GIVEN PROBLEM A
Print the passage from the excerpt on security for costs, starting at "The plaintiff being" and ending at "awarded against it.".
GIVEN PROBLEM B
In the records, starting at the line that contains "svg-text:0: 0 (997, 464, 1001, 473)" and ending at the line that contains "svg-text:6 Jan 21:00: 6", replace "Jan" with "January". Return only those lines and leave everything else unchanged.

The plaintiff being a trustee company with no tangible assets other than those held beneficially for the trust, I am satisfied that there is reason to believe that it is without assets to satisfy its liability if the costs of the action are awarded against it.
The statutory threshold question having been answered in the affirmative, the discretion to make an order for security for costs is enlivened.
The fact that the plaintiff is bringing the proceedings in a representative capacity as trustee does not protect it from an order that it provide security for costs. This may be the case where an impecunious natural person sues as trustee as explained by Ashley J in Perry v Jackson [1998] 4 VR 463. His Honour said at 465:
"Before r 62.02(1)(b) of Ch I of the rules was introduced in 1986, the court had power to order that the security for costs be given, this deriving from its inherent power to regulate its own proceeding: Lines v Tana Pty Ltd. [1987] VR 641 at 642. A considerable jurisprudence had developed as to the circumstances in which such an order should or might be made. In the case of the plaintiffs who are natural persons, 'The general rule is that poverty is no bar to a litigant, that, from time immemorial, has been the rule at common law, and also, I believe, in equity': Cowell v Taylor (1885) 31 Ch D 34 at 38 per Bowen LJ. The general rule was subject to exception in the case of so-called 'nominal' plaintiffs. The exception was explained by Baggallay LJ in Cowell as follows at 38: 'Suppose I, having a shadowy case, assign it over to a man of straw that he may sue for my benefit, then security for costs will be ordered.' Bowen LJ described the exception thus at 38:
There is also an exception introduced in order to prevent abuse, that if an insolvent sues as nominal plaintiff for the benefit of somebody else, he must give security. In that case the nominal plaintiff is a mere shadow. The two most familiar classes of cases of this kind are cases where a person has divested himself of his interest and handed it over to someone else that the transferee may sue for him, and cases where a person who has commenced a suit divests himself of his interest during the course of the suit in order that another person may carry it on for his benefit. Those are the common cases, I do not say that there may not be others. In those cases Courts of Common Law required security for costs to be given.

MATERIAL PROVIDED
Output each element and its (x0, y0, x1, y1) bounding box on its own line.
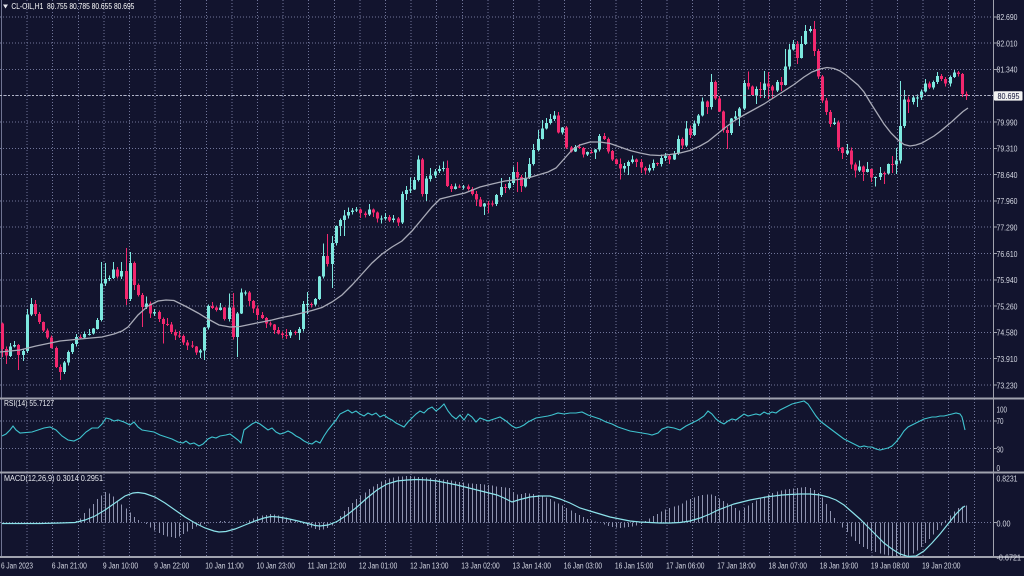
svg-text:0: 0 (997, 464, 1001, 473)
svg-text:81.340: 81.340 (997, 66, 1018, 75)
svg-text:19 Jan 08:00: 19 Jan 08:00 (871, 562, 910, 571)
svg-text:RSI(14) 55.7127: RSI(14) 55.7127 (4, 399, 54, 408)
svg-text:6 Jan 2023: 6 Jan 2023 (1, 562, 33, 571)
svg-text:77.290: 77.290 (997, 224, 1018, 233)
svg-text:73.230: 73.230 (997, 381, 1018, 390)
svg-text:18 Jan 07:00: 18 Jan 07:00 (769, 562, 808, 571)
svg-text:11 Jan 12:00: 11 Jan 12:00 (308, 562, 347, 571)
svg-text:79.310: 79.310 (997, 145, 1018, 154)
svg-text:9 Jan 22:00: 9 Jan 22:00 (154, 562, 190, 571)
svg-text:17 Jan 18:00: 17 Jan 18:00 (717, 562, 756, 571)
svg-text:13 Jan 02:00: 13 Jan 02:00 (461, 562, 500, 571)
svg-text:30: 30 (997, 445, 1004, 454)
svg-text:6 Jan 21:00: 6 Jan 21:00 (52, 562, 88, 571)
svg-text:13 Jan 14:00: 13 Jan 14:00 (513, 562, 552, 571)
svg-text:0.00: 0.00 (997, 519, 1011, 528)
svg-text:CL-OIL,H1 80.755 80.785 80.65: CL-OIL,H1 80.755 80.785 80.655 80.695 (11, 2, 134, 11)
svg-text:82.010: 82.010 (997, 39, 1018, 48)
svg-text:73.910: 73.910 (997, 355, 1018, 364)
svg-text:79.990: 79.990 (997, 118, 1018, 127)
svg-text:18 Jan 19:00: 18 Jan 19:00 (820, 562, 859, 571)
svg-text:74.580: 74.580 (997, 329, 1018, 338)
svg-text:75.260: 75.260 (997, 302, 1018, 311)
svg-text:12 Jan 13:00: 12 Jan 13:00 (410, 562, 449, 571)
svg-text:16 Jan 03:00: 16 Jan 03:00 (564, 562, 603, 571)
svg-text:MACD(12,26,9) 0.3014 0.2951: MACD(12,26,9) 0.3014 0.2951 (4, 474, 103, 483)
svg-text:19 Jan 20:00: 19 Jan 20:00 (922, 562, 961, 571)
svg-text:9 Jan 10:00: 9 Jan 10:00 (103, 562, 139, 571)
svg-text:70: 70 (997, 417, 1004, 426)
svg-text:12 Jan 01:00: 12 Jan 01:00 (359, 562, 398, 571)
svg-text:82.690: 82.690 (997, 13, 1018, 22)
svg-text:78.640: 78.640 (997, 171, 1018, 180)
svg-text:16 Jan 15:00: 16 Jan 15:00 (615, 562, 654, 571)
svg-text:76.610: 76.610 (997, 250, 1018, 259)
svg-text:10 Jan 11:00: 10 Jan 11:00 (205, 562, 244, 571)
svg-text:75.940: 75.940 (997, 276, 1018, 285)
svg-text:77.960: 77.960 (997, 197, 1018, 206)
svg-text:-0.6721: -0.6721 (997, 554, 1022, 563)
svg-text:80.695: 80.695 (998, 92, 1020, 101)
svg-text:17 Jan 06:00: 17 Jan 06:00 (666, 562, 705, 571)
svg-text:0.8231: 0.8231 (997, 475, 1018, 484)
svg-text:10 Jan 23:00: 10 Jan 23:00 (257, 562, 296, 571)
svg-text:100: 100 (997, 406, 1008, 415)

CORRECT OUTPUT A
The plaintiff being a trustee company with no tangible assets other than those held beneficially for the trust, I am satisfied that there is reason to believe that it is without assets to satisfy its liability if the costs of the action are awarded against it.

CORRECT OUTPUT B
svg-text:0: 0 (997, 464, 1001, 473)
svg-text:81.340: 81.340 (997, 66, 1018, 75)
svg-text:19 January 08:00: 19 January 08:00 (871, 562, 910, 571)
svg-text:RSI(14) 55.7127: RSI(14) 55.7127 (4, 399, 54, 408)
svg-text:6 January 2023: 6 January 2023 (1, 562, 33, 571)
svg-text:77.290: 77.290 (997, 224, 1018, 233)
svg-text:73.230: 73.230 (997, 381, 1018, 390)
svg-text:18 January 07:00: 18 January 07:00 (769, 562, 808, 571)
svg-text:11 January 12:00: 11 January 12:00 (308, 562, 347, 571)
svg-text:79.310: 79.310 (997, 145, 1018, 154)
svg-text:9 January 22:00: 9 January 22:00 (154, 562, 190, 571)
svg-text:17 January 18:00: 17 January 18:00 (717, 562, 756, 571)
svg-text:13 January 02:00: 13 January 02:00 (461, 562, 500, 571)
svg-text:30: 30 (997, 445, 1004, 454)
svg-text:6 January 21:00: 6 January 21:00 (52, 562, 88, 571)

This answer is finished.